··· Provided data ···

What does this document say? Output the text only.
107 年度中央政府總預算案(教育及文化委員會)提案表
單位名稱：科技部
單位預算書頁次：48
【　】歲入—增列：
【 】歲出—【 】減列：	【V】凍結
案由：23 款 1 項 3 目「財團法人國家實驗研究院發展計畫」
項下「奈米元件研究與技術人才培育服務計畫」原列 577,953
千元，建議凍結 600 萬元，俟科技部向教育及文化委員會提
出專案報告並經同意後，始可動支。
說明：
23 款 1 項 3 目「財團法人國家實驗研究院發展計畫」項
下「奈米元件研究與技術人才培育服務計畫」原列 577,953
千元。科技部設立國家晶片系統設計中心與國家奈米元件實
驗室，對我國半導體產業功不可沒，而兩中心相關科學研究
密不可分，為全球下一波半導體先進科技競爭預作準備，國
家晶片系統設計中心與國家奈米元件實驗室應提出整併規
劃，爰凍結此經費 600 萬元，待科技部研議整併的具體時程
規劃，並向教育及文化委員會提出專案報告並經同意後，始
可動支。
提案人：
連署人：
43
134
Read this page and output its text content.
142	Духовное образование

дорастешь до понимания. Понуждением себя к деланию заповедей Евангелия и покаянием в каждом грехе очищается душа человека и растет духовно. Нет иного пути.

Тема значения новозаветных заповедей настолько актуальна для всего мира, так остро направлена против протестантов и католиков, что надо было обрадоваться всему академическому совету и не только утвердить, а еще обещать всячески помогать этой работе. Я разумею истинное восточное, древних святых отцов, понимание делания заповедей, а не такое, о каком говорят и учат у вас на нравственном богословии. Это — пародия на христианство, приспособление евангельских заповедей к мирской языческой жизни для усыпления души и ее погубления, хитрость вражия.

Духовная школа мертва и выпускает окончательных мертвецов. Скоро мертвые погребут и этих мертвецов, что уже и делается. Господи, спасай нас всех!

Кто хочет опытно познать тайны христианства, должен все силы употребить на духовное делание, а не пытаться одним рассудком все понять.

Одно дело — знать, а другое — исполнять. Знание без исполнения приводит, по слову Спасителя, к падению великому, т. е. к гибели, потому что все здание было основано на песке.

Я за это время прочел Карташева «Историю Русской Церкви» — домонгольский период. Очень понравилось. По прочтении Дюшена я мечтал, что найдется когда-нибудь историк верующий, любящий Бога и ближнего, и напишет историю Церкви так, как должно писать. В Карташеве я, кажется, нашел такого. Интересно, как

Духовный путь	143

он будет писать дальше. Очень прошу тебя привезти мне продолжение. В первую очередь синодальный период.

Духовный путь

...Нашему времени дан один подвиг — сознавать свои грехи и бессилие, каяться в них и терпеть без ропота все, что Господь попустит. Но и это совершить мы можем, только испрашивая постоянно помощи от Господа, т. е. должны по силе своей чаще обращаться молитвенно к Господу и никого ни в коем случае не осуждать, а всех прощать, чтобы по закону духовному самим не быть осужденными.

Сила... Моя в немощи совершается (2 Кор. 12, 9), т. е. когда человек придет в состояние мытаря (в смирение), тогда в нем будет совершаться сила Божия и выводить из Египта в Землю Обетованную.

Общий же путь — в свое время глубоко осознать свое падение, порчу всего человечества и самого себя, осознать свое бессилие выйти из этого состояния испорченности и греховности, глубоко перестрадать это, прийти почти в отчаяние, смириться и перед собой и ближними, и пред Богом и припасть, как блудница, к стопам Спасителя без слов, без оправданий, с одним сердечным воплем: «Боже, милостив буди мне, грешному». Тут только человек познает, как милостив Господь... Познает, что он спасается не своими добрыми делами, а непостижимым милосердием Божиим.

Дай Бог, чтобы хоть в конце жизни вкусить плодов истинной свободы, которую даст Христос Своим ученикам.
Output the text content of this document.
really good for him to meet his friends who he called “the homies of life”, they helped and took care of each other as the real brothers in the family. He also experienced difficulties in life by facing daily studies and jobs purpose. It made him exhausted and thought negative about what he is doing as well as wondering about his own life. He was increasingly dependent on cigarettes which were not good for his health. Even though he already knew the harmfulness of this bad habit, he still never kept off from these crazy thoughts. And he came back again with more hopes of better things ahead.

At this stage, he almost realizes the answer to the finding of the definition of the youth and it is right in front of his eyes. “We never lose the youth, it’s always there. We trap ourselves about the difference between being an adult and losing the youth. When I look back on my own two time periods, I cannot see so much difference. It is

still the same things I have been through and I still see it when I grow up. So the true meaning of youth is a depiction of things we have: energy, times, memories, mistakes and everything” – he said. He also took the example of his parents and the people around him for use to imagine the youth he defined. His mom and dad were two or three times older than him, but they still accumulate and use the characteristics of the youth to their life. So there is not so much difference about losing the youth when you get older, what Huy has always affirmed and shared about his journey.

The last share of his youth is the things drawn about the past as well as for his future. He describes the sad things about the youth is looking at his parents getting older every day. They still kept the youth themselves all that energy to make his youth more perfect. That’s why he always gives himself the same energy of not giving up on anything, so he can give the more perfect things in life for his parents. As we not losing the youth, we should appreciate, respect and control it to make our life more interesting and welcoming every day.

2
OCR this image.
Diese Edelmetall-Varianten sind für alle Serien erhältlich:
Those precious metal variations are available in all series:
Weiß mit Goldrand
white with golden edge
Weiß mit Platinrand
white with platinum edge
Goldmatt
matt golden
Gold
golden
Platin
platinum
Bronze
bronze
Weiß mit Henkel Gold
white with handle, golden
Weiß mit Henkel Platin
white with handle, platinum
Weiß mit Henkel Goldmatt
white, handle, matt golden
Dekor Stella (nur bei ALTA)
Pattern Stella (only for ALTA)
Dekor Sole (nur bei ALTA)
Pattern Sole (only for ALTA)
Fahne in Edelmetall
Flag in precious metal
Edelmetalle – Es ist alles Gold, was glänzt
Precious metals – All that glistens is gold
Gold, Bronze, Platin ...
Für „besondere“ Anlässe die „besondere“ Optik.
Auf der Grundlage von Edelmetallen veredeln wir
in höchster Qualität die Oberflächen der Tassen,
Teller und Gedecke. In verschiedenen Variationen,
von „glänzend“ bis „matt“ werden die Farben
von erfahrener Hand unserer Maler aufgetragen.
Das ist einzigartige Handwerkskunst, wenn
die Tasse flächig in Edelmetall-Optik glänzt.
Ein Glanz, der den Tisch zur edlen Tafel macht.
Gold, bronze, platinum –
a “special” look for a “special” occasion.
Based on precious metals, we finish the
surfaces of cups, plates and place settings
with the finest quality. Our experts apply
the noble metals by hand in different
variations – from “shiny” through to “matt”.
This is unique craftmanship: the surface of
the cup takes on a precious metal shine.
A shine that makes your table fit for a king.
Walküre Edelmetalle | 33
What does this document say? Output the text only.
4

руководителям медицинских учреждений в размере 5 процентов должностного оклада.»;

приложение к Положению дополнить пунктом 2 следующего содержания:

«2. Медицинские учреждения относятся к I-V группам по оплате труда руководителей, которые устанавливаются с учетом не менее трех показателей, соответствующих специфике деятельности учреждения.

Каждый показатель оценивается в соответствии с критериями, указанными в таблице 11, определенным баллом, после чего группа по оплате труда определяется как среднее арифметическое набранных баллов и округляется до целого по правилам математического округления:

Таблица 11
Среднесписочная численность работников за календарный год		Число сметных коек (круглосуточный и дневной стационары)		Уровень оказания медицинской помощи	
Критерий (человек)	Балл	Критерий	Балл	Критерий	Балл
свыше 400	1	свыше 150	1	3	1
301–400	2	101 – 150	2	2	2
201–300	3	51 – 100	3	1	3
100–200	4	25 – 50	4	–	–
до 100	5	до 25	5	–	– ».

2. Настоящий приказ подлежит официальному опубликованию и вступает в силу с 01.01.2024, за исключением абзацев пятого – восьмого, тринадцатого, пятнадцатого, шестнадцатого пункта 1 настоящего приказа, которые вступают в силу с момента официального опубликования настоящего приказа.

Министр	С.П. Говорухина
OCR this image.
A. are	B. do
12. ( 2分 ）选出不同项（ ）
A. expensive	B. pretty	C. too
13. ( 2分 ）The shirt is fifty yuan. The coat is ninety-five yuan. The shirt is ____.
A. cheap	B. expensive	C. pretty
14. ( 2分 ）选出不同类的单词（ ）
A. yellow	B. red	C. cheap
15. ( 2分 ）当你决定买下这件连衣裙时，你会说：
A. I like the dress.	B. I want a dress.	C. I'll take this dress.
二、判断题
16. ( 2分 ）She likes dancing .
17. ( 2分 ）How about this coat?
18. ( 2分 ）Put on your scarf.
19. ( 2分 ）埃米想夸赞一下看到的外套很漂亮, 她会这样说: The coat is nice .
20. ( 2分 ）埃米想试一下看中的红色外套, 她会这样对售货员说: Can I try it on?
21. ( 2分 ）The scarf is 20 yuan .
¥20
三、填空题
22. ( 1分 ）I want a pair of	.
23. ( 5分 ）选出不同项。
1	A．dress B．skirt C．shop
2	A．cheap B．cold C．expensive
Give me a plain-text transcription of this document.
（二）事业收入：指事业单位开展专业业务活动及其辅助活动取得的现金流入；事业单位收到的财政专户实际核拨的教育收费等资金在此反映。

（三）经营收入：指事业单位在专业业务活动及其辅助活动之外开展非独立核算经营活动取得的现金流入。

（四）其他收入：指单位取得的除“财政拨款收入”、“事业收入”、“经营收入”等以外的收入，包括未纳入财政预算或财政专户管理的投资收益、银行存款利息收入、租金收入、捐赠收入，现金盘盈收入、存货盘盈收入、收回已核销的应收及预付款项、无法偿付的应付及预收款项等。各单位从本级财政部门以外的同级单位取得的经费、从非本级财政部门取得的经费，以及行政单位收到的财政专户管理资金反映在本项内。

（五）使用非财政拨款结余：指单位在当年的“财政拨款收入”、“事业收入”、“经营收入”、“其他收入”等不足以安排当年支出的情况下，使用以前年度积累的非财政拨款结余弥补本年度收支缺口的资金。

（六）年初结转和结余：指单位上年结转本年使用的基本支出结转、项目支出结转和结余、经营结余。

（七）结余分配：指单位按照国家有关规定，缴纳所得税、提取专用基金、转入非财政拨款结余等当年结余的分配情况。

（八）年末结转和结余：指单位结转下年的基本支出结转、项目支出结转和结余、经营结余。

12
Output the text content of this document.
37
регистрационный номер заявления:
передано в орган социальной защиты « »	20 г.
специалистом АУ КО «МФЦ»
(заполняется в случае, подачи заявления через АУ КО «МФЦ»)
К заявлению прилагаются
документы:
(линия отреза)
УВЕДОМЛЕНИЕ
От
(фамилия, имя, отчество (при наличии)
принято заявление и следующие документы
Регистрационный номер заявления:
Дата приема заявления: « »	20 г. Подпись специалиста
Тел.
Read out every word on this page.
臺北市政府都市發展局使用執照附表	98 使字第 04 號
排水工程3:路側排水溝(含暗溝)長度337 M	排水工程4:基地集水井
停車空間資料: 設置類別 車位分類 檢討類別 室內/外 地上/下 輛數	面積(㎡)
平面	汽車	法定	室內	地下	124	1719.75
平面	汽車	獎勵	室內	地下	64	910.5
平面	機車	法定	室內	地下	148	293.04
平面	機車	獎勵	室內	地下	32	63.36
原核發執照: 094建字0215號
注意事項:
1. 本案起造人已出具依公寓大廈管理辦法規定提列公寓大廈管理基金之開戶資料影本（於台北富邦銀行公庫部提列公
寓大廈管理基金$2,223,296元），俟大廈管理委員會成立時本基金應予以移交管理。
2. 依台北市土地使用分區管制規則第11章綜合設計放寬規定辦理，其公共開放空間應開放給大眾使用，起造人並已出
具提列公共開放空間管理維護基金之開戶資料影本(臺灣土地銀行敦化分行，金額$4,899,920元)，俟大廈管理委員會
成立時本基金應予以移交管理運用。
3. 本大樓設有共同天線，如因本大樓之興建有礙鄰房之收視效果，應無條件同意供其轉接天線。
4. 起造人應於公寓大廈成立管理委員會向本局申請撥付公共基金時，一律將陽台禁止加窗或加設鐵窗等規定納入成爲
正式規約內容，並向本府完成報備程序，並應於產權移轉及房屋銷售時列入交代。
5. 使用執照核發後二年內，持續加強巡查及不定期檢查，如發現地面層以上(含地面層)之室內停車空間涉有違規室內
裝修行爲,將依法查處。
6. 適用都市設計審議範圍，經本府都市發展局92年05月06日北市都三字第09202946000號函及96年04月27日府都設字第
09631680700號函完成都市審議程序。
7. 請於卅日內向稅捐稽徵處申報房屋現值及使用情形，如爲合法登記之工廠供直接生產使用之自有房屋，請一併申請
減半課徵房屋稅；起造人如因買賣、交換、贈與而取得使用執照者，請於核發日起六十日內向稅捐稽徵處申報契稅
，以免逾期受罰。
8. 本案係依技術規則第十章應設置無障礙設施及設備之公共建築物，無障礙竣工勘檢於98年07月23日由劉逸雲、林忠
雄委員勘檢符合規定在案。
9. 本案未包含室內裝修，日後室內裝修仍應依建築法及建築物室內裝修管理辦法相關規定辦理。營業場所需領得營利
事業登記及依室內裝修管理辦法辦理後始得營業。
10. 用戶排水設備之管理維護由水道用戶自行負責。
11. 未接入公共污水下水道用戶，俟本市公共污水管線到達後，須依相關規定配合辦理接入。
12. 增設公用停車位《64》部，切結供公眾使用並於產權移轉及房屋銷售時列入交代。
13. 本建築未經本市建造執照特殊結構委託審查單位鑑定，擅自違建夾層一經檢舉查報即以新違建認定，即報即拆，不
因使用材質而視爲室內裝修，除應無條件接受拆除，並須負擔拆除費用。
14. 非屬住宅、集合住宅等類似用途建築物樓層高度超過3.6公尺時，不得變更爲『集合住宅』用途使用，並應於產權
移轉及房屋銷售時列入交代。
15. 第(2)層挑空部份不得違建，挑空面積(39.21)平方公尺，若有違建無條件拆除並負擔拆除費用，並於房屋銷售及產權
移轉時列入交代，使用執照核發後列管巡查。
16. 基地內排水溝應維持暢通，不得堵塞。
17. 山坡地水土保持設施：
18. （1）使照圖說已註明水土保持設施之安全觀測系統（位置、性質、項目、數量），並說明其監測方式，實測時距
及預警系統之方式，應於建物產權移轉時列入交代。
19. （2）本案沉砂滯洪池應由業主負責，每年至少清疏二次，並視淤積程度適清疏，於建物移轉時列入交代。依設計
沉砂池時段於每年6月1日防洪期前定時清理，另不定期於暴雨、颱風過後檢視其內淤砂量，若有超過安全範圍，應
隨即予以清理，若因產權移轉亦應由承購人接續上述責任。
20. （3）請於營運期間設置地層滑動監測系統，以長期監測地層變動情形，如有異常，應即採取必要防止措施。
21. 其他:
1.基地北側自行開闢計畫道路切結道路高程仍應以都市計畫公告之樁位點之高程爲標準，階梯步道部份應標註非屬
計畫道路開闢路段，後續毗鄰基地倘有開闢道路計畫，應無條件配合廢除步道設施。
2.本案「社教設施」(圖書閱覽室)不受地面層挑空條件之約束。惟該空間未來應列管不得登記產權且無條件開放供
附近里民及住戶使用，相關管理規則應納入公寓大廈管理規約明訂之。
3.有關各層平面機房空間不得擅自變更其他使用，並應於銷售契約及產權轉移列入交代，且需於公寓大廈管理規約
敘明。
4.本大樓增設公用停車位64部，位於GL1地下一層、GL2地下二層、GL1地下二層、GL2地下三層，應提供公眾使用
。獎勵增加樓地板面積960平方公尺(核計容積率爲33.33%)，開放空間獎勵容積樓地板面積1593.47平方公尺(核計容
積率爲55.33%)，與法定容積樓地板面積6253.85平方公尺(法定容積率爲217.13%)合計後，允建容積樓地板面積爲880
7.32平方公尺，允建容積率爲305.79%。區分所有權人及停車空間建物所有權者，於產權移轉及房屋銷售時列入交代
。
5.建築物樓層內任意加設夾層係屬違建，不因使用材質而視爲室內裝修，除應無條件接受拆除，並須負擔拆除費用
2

···

» Set task: Show every line from the listing above in which the string "чтобы" appears.

» Result below:
...Нашему времени дан один подвиг — сознавать свои грехи и бессилие, каяться в них и терпеть без ропота все, что Господь попустит. Но и это совершить мы можем, только испрашивая постоянно помощи от Господа, т. е. должны по силе своей чаще обращаться молитвенно к Господу и никого ни в коем случае не осуждать, а всех прощать, чтобы по закону духовному самим не быть осужденными.
Дай Бог, чтобы хоть в конце жизни вкусить плодов истинной свободы, которую даст Христос Своим ученикам.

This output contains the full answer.